:: TO BE DONE ::
Transcribe every line, keeping it exact.

:: GIVEN DATA ::
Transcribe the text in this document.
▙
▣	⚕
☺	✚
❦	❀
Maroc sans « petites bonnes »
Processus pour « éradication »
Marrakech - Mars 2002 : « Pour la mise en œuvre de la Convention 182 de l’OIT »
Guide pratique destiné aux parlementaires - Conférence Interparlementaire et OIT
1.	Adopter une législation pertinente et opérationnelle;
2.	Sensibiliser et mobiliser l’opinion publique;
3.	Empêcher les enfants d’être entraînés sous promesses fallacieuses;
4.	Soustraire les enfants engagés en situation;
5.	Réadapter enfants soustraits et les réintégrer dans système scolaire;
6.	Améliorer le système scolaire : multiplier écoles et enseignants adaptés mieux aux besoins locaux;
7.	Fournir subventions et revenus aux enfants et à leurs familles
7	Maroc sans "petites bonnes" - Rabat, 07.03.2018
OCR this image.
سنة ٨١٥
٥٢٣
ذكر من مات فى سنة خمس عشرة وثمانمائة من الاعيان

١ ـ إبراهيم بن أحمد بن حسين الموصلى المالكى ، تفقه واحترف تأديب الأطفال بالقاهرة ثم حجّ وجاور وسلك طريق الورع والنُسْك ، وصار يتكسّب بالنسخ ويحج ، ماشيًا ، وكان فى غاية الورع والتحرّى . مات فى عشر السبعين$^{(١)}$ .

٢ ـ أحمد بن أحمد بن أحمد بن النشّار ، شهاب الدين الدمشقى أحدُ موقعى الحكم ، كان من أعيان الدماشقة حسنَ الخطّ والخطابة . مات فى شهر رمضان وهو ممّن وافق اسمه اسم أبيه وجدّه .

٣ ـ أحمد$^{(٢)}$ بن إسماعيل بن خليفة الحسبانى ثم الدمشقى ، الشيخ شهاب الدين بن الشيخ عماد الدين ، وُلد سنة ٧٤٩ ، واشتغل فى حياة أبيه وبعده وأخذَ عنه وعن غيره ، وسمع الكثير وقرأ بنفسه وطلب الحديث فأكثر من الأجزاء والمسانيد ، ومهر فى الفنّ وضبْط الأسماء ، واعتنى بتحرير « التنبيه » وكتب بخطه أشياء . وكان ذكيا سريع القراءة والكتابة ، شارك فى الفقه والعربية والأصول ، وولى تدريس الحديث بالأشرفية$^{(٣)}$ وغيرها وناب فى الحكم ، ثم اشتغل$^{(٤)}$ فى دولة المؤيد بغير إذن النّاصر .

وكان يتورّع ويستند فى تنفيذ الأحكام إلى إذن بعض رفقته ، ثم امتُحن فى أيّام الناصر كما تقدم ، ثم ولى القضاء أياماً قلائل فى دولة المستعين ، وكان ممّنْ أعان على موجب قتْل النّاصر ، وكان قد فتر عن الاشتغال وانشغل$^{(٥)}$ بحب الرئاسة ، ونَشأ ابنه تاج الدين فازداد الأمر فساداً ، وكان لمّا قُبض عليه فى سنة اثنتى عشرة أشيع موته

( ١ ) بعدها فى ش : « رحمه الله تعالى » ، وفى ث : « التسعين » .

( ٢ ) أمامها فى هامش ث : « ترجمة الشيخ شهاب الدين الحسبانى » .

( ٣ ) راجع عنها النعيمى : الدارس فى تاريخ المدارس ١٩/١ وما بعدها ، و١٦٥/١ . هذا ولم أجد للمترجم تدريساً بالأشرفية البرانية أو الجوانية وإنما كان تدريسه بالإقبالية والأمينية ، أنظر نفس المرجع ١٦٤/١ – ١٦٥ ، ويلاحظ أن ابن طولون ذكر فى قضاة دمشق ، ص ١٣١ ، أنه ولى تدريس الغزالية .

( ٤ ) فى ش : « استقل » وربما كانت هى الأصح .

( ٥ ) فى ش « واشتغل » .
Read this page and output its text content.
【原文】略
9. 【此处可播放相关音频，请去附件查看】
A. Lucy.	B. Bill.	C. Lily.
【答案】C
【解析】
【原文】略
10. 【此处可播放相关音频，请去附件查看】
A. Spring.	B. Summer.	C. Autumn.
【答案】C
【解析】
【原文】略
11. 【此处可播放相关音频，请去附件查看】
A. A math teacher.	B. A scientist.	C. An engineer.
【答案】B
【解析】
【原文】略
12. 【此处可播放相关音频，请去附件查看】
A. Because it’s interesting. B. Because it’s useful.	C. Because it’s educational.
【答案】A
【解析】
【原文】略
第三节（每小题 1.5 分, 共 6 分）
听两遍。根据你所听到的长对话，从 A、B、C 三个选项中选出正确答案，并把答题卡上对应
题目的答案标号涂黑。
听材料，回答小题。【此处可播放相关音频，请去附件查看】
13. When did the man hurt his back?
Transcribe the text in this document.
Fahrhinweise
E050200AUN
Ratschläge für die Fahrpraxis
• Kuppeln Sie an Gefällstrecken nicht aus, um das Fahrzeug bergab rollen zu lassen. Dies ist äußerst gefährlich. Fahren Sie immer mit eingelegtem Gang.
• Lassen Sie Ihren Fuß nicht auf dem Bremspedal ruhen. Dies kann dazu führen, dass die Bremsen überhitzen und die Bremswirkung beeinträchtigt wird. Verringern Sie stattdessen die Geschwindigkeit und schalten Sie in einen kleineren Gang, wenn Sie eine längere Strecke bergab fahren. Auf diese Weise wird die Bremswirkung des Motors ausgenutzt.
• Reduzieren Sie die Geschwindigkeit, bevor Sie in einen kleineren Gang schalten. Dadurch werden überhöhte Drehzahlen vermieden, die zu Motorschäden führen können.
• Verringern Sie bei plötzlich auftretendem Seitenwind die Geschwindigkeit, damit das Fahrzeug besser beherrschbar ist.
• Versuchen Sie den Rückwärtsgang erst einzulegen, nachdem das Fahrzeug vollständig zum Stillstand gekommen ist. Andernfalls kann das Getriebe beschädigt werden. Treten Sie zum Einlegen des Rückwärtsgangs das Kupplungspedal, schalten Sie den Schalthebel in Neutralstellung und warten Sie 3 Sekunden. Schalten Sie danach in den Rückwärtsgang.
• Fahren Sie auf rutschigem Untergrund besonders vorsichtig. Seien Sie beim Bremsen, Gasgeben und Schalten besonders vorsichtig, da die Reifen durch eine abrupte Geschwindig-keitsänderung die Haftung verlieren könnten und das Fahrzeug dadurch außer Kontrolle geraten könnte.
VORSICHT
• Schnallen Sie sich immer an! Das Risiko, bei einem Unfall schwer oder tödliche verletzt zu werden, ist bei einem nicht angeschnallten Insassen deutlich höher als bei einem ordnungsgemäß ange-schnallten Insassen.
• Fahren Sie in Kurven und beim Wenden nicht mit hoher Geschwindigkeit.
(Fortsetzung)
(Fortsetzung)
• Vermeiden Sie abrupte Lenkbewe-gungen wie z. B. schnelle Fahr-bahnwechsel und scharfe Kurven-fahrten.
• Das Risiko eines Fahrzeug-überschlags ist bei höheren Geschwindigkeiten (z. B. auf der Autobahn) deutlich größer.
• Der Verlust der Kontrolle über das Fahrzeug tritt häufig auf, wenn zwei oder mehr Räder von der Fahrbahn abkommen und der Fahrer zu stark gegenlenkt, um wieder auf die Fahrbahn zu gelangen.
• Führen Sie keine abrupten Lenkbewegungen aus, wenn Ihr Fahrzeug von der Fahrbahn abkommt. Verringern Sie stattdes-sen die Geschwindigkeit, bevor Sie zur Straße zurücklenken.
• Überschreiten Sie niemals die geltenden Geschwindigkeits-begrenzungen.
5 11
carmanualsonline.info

:: FINAL ANSWER ::
Transcribe the text in this document.
▙
▣	⚕
☺	✚
❦	❀
Maroc sans « petites bonnes »
Processus pour « éradication »
Marrakech - Mars 2002 : « Pour la mise en œuvre de la Convention 182 de l’OIT »
Guide pratique destiné aux parlementaires - Conférence Interparlementaire et OIT
1.	Adopter une législation pertinente et opérationnelle;
2.	Sensibiliser et mobiliser l’opinion publique;
3.	Empêcher les enfants d’être entraînés sous promesses fallacieuses;
4.	Soustraire les enfants engagés en situation;
5.	Réadapter enfants soustraits et les réintégrer dans système scolaire;
6.	Améliorer le système scolaire : multiplier écoles et enseignants adaptés mieux aux besoins locaux;
7.	Fournir subventions et revenus aux enfants et à leurs familles
7	Maroc sans "petites bonnes" - Rabat, 07.03.2018
OCR this image.
سنة ٨١٥
٥٢٣
ذكر من مات فى سنة خمس عشرة وثمانمائة من الاعيان

١ ـ إبراهيم بن أحمد بن حسين الموصلى المالكى ، تفقه واحترف تأديب الأطفال بالقاهرة ثم حجّ وجاور وسلك طريق الورع والنُسْك ، وصار يتكسّب بالنسخ ويحج ، ماشيًا ، وكان فى غاية الورع والتحرّى . مات فى عشر السبعين$^{(١)}$ .

٢ ـ أحمد بن أحمد بن أحمد بن النشّار ، شهاب الدين الدمشقى أحدُ موقعى الحكم ، كان من أعيان الدماشقة حسنَ الخطّ والخطابة . مات فى شهر رمضان وهو ممّن وافق اسمه اسم أبيه وجدّه .

٣ ـ أحمد$^{(٢)}$ بن إسماعيل بن خليفة الحسبانى ثم الدمشقى ، الشيخ شهاب الدين بن الشيخ عماد الدين ، وُلد سنة ٧٤٩ ، واشتغل فى حياة أبيه وبعده وأخذَ عنه وعن غيره ، وسمع الكثير وقرأ بنفسه وطلب الحديث فأكثر من الأجزاء والمسانيد ، ومهر فى الفنّ وضبْط الأسماء ، واعتنى بتحرير « التنبيه » وكتب بخطه أشياء . وكان ذكيا سريع القراءة والكتابة ، شارك فى الفقه والعربية والأصول ، وولى تدريس الحديث بالأشرفية$^{(٣)}$ وغيرها وناب فى الحكم ، ثم اشتغل$^{(٤)}$ فى دولة المؤيد بغير إذن النّاصر .

وكان يتورّع ويستند فى تنفيذ الأحكام إلى إذن بعض رفقته ، ثم امتُحن فى أيّام الناصر كما تقدم ، ثم ولى القضاء أياماً قلائل فى دولة المستعين ، وكان ممّنْ أعان على موجب قتْل النّاصر ، وكان قد فتر عن الاشتغال وانشغل$^{(٥)}$ بحب الرئاسة ، ونَشأ ابنه تاج الدين فازداد الأمر فساداً ، وكان لمّا قُبض عليه فى سنة اثنتى عشرة أشيع موته

( ١ ) بعدها فى ش : « رحمه الله تعالى » ، وفى ث : « التسعين » .

( ٢ ) أمامها فى هامش ث : « ترجمة الشيخ شهاب الدين الحسبانى » .

( ٣ ) راجع عنها النعيمى : الدارس فى تاريخ المدارس ١٩/١ وما بعدها ، و١٦٥/١ . هذا ولم أجد للمترجم تدريساً بالأشرفية البرانية أو الجوانية وإنما كان تدريسه بالإقبالية والأمينية ، أنظر نفس المرجع ١٦٤/١ – ١٦٥ ، ويلاحظ أن ابن طولون ذكر فى قضاة دمشق ، ص ١٣١ ، أنه ولى تدريس الغزالية .

( ٤ ) فى ش : « استقل » وربما كانت هى الأصح .

( ٥ ) فى ش « واشتغل » .
Read this page and output its text content.
【原文】略
9. 【此处可播放相关音频，请去附件查看】
A. Lucy.	B. Bill.	C. Lily.
【答案】C
【解析】
【原文】略
10. 【此处可播放相关音频，请去附件查看】
A. Spring.	B. Summer.	C. Autumn.
【答案】C
【解析】
【原文】略
11. 【此处可播放相关音频，请去附件查看】
A. A math teacher.	B. A scientist.	C. An engineer.
【答案】B
【解析】
【原文】略
12. 【此处可播放相关音频，请去附件查看】
A. Because it’s interesting. B. Because it’s useful.	C. Because it’s educational.
【答案】A
【解析】
【原文】略
第三节（每小题 1.5 分, 共 6 分）
听两遍。根据你所听到的长对话，从 A、B、C 三个选项中选出正确答案，并把答题卡上对应
题目的答案标号涂黑。
听材料，回答小题。【此处可播放相关音频，请去附件查看】
13. When did the man hurt his back?
Transcribe the text in this document.
Fahrhinweise
E050200AUN
Ratschläge für die Fahrpraxis
• Kuppeln Sie an Gefällstrecken nicht aus, um das Fahrzeug bergab rollen zu lassen. Dies ist äußerst gefährlich. Fahren Sie immer mit eingelegtem Gang.
• Lassen Sie Ihren Fuß nicht auf dem Bremspedal ruhen. Dies kann dazu führen, dass die Bremsen überhitzen und die Bremswirkung beeinträchtigt wird. Verringern Sie stattdessen die Geschwindigkeit und schalten Sie in einen kleineren Gang, wenn Sie eine längere Strecke bergab fahren. Auf diese Weise wird die Bremswirkung des Motors ausgenutzt.
• Reduzieren Sie die Geschwindigkeit, bevor Sie in einen kleineren Gang schalten. Dadurch werden überhöhte Drehzahlen vermieden, die zu Motorschäden führen können.
• Verringern Sie bei plötzlich auftretendem Seitenwind die Geschwindigkeit, damit das Fahrzeug besser beherrschbar ist.
• Versuchen Sie den Rückwärtsgang erst einzulegen, nachdem das Fahrzeug vollständig zum Stillstand gekommen ist. Andernfalls kann das Getriebe beschädigt werden. Treten Sie zum Einlegen des Rückwärtsgangs das Kupplungspedal, schalten Sie den Schalthebel in Neutralstellung und warten Sie 3 Sekunden. Schalten Sie danach in den Rückwärtsgang.
• Fahren Sie auf rutschigem Untergrund besonders vorsichtig. Seien Sie beim Bremsen, Gasgeben und Schalten besonders vorsichtig, da die Reifen durch eine abrupte Geschwindig-keitsänderung die Haftung verlieren könnten und das Fahrzeug dadurch außer Kontrolle geraten könnte.
VORSICHT
• Schnallen Sie sich immer an! Das Risiko, bei einem Unfall schwer oder tödliche verletzt zu werden, ist bei einem nicht angeschnallten Insassen deutlich höher als bei einem ordnungsgemäß ange-schnallten Insassen.
• Fahren Sie in Kurven und beim Wenden nicht mit hoher Geschwindigkeit.
(Fortsetzung)
(Fortsetzung)
• Vermeiden Sie abrupte Lenkbewe-gungen wie z. B. schnelle Fahr-bahnwechsel und scharfe Kurven-fahrten.
• Das Risiko eines Fahrzeug-überschlags ist bei höheren Geschwindigkeiten (z. B. auf der Autobahn) deutlich größer.
• Der Verlust der Kontrolle über das Fahrzeug tritt häufig auf, wenn zwei oder mehr Räder von der Fahrbahn abkommen und der Fahrer zu stark gegenlenkt, um wieder auf die Fahrbahn zu gelangen.
• Führen Sie keine abrupten Lenkbewegungen aus, wenn Ihr Fahrzeug von der Fahrbahn abkommt. Verringern Sie stattdes-sen die Geschwindigkeit, bevor Sie zur Straße zurücklenken.
• Überschreiten Sie niemals die geltenden Geschwindigkeits-begrenzungen.
5 11
carmanualsonline.info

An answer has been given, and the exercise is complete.